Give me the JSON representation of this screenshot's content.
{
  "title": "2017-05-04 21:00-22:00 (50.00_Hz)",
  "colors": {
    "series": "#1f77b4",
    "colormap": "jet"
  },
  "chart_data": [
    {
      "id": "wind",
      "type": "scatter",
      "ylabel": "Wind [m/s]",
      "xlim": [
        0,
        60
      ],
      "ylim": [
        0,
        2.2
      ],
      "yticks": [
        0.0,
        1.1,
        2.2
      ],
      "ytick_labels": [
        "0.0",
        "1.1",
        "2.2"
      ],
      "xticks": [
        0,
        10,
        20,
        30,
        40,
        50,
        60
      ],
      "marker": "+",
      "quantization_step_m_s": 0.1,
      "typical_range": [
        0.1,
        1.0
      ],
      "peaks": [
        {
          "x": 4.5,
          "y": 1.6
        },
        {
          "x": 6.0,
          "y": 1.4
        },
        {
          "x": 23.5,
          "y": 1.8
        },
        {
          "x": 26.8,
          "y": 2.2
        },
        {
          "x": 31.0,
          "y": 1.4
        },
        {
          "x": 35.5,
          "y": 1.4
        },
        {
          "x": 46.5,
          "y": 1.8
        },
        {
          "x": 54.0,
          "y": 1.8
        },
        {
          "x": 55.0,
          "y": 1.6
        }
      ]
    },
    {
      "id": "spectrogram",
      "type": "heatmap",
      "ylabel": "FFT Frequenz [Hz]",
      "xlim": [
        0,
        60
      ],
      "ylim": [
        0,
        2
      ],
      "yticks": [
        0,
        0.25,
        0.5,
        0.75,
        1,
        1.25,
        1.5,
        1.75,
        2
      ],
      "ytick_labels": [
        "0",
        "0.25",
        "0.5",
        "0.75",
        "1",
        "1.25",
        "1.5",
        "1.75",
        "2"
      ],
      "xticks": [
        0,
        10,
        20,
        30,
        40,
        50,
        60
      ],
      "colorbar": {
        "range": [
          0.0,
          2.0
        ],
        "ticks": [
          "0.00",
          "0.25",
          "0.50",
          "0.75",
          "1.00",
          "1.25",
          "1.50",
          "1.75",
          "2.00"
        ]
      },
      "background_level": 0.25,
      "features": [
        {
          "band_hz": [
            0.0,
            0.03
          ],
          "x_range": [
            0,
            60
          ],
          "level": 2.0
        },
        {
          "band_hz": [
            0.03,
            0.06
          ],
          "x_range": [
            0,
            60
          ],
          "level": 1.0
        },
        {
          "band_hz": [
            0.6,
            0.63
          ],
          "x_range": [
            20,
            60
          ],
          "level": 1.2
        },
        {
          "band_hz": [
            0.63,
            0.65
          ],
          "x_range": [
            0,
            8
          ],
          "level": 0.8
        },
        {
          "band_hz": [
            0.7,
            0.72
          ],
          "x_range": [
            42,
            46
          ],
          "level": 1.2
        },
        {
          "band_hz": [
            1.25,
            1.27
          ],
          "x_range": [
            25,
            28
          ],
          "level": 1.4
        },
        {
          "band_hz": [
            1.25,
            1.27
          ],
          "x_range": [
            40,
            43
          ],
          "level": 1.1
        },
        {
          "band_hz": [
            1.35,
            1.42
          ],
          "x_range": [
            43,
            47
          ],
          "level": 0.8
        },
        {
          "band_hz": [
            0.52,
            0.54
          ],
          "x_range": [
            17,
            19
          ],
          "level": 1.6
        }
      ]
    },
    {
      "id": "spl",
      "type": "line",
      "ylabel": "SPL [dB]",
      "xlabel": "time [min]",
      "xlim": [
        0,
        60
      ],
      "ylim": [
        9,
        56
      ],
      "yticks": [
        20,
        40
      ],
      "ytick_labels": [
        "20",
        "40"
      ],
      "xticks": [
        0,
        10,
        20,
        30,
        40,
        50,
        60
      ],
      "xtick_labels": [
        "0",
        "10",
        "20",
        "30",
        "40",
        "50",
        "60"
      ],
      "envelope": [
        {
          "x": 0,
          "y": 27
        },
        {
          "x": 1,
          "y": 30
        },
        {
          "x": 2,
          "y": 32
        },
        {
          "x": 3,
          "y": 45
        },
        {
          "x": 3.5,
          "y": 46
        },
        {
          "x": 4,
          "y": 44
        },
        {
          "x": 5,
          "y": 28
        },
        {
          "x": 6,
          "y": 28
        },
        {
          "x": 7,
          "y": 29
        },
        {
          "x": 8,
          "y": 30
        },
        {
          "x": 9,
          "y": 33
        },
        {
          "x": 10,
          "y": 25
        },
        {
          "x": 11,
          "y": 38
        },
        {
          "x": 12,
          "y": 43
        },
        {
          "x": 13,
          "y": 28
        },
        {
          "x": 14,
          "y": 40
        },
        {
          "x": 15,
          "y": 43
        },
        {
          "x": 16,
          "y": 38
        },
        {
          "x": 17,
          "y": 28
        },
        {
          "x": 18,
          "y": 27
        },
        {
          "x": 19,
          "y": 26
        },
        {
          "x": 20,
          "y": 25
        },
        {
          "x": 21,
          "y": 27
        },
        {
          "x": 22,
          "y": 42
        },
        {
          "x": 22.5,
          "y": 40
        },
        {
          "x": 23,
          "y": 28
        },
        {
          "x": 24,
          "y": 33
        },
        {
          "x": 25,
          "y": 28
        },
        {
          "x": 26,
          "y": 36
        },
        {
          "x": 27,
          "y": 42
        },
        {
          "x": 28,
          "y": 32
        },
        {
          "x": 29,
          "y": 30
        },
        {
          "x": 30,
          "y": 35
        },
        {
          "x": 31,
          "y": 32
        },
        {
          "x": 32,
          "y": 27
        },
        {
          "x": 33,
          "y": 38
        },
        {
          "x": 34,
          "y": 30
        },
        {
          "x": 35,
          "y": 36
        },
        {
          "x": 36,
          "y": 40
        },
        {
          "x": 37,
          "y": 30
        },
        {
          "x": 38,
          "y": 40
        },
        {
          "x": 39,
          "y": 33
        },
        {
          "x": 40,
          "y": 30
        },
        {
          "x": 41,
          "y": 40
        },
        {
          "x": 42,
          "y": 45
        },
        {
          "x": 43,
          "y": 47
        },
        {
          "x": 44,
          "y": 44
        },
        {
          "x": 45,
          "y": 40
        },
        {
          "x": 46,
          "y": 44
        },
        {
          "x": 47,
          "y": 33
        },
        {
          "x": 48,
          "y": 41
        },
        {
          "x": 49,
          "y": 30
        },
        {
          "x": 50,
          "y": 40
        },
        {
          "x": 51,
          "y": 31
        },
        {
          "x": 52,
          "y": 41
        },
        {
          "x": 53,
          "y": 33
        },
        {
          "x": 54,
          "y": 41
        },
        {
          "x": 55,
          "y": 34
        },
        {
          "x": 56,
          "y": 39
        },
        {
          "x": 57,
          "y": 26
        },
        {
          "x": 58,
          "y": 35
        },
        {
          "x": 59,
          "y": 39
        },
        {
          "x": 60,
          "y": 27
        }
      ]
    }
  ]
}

....................

**Request**
Type the whole listing again, unaltered.

**The solution**
Give me the JSON representation of this screenshot's content.
{
  "title": "2017-05-04 21:00-22:00 (50.00_Hz)",
  "colors": {
    "series": "#1f77b4",
    "colormap": "jet"
  },
  "chart_data": [
    {
      "id": "wind",
      "type": "scatter",
      "ylabel": "Wind [m/s]",
      "xlim": [
        0,
        60
      ],
      "ylim": [
        0,
        2.2
      ],
      "yticks": [
        0.0,
        1.1,
        2.2
      ],
      "ytick_labels": [
        "0.0",
        "1.1",
        "2.2"
      ],
      "xticks": [
        0,
        10,
        20,
        30,
        40,
        50,
        60
      ],
      "marker": "+",
      "quantization_step_m_s": 0.1,
      "typical_range": [
        0.1,
        1.0
      ],
      "peaks": [
        {
          "x": 4.5,
          "y": 1.6
        },
        {
          "x": 6.0,
          "y": 1.4
        },
        {
          "x": 23.5,
          "y": 1.8
        },
        {
          "x": 26.8,
          "y": 2.2
        },
        {
          "x": 31.0,
          "y": 1.4
        },
        {
          "x": 35.5,
          "y": 1.4
        },
        {
          "x": 46.5,
          "y": 1.8
        },
        {
          "x": 54.0,
          "y": 1.8
        },
        {
          "x": 55.0,
          "y": 1.6
        }
      ]
    },
    {
      "id": "spectrogram",
      "type": "heatmap",
      "ylabel": "FFT Frequenz [Hz]",
      "xlim": [
        0,
        60
      ],
      "ylim": [
        0,
        2
      ],
      "yticks": [
        0,
        0.25,
        0.5,
        0.75,
        1,
        1.25,
        1.5,
        1.75,
        2
      ],
      "ytick_labels": [
        "0",
        "0.25",
        "0.5",
        "0.75",
        "1",
        "1.25",
        "1.5",
        "1.75",
        "2"
      ],
      "xticks": [
        0,
        10,
        20,
        30,
        40,
        50,
        60
      ],
      "colorbar": {
        "range": [
          0.0,
          2.0
        ],
        "ticks": [
          "0.00",
          "0.25",
          "0.50",
          "0.75",
          "1.00",
          "1.25",
          "1.50",
          "1.75",
          "2.00"
        ]
      },
      "background_level": 0.25,
      "features": [
        {
          "band_hz": [
            0.0,
            0.03
          ],
          "x_range": [
            0,
            60
          ],
          "level": 2.0
        },
        {
          "band_hz": [
            0.03,
            0.06
          ],
          "x_range": [
            0,
            60
          ],
          "level": 1.0
        },
        {
          "band_hz": [
            0.6,
            0.63
          ],
          "x_range": [
            20,
            60
          ],
          "level": 1.2
        },
        {
          "band_hz": [
            0.63,
            0.65
          ],
          "x_range": [
            0,
            8
          ],
          "level": 0.8
        },
        {
          "band_hz": [
            0.7,
            0.72
          ],
          "x_range": [
            42,
            46
          ],
          "level": 1.2
        },
        {
          "band_hz": [
            1.25,
            1.27
          ],
          "x_range": [
            25,
            28
          ],
          "level": 1.4
        },
        {
          "band_hz": [
            1.25,
            1.27
          ],
          "x_range": [
            40,
            43
          ],
          "level": 1.1
        },
        {
          "band_hz": [
            1.35,
            1.42
          ],
          "x_range": [
            43,
            47
          ],
          "level": 0.8
        },
        {
          "band_hz": [
            0.52,
            0.54
          ],
          "x_range": [
            17,
            19
          ],
          "level": 1.6
        }
      ]
    },
    {
      "id": "spl",
      "type": "line",
      "ylabel": "SPL [dB]",
      "xlabel": "time [min]",
      "xlim": [
        0,
        60
      ],
      "ylim": [
        9,
        56
      ],
      "yticks": [
        20,
        40
      ],
      "ytick_labels": [
        "20",
        "40"
      ],
      "xticks": [
        0,
        10,
        20,
        30,
        40,
        50,
        60
      ],
      "xtick_labels": [
        "0",
        "10",
        "20",
        "30",
        "40",
        "50",
        "60"
      ],
      "envelope": [
        {
          "x": 0,
          "y": 27
        },
        {
          "x": 1,
          "y": 30
        },
        {
          "x": 2,
          "y": 32
        },
        {
          "x": 3,
          "y": 45
        },
        {
          "x": 3.5,
          "y": 46
        },
        {
          "x": 4,
          "y": 44
        },
        {
          "x": 5,
          "y": 28
        },
        {
          "x": 6,
          "y": 28
        },
        {
          "x": 7,
          "y": 29
        },
        {
          "x": 8,
          "y": 30
        },
        {
          "x": 9,
          "y": 33
        },
        {
          "x": 10,
          "y": 25
        },
        {
          "x": 11,
          "y": 38
        },
        {
          "x": 12,
          "y": 43
        },
        {
          "x": 13,
          "y": 28
        },
        {
          "x": 14,
          "y": 40
        },
        {
          "x": 15,
          "y": 43
        },
        {
          "x": 16,
          "y": 38
        },
        {
          "x": 17,
          "y": 28
        },
        {
          "x": 18,
          "y": 27
        },
        {
          "x": 19,
          "y": 26
        },
        {
          "x": 20,
          "y": 25
        },
        {
          "x": 21,
          "y": 27
        },
        {
          "x": 22,
          "y": 42
        },
        {
          "x": 22.5,
          "y": 40
        },
        {
          "x": 23,
          "y": 28
        },
        {
          "x": 24,
          "y": 33
        },
        {
          "x": 25,
          "y": 28
        },
        {
          "x": 26,
          "y": 36
        },
        {
          "x": 27,
          "y": 42
        },
        {
          "x": 28,
          "y": 32
        },
        {
          "x": 29,
          "y": 30
        },
        {
          "x": 30,
          "y": 35
        },
        {
          "x": 31,
          "y": 32
        },
        {
          "x": 32,
          "y": 27
        },
        {
          "x": 33,
          "y": 38
        },
        {
          "x": 34,
          "y": 30
        },
        {
          "x": 35,
          "y": 36
        },
        {
          "x": 36,
          "y": 40
        },
        {
          "x": 37,
          "y": 30
        },
        {
          "x": 38,
          "y": 40
        },
        {
          "x": 39,
          "y": 33
        },
        {
          "x": 40,
          "y": 30
        },
        {
          "x": 41,
          "y": 40
        },
        {
          "x": 42,
          "y": 45
        },
        {
          "x": 43,
          "y": 47
        },
        {
          "x": 44,
          "y": 44
        },
        {
          "x": 45,
          "y": 40
        },
        {
          "x": 46,
          "y": 44
        },
        {
          "x": 47,
          "y": 33
        },
        {
          "x": 48,
          "y": 41
        },
        {
          "x": 49,
          "y": 30
        },
        {
          "x": 50,
          "y": 40
        },
        {
          "x": 51,
          "y": 31
        },
        {
          "x": 52,
          "y": 41
        },
        {
          "x": 53,
          "y": 33
        },
        {
          "x": 54,
          "y": 41
        },
        {
          "x": 55,
          "y": 34
        },
        {
          "x": 56,
          "y": 39
        },
        {
          "x": 57,
          "y": 26
        },
        {
          "x": 58,
          "y": 35
        },
        {
          "x": 59,
          "y": 39
        },
        {
          "x": 60,
          "y": 27
        }
      ]
    }
  ]
}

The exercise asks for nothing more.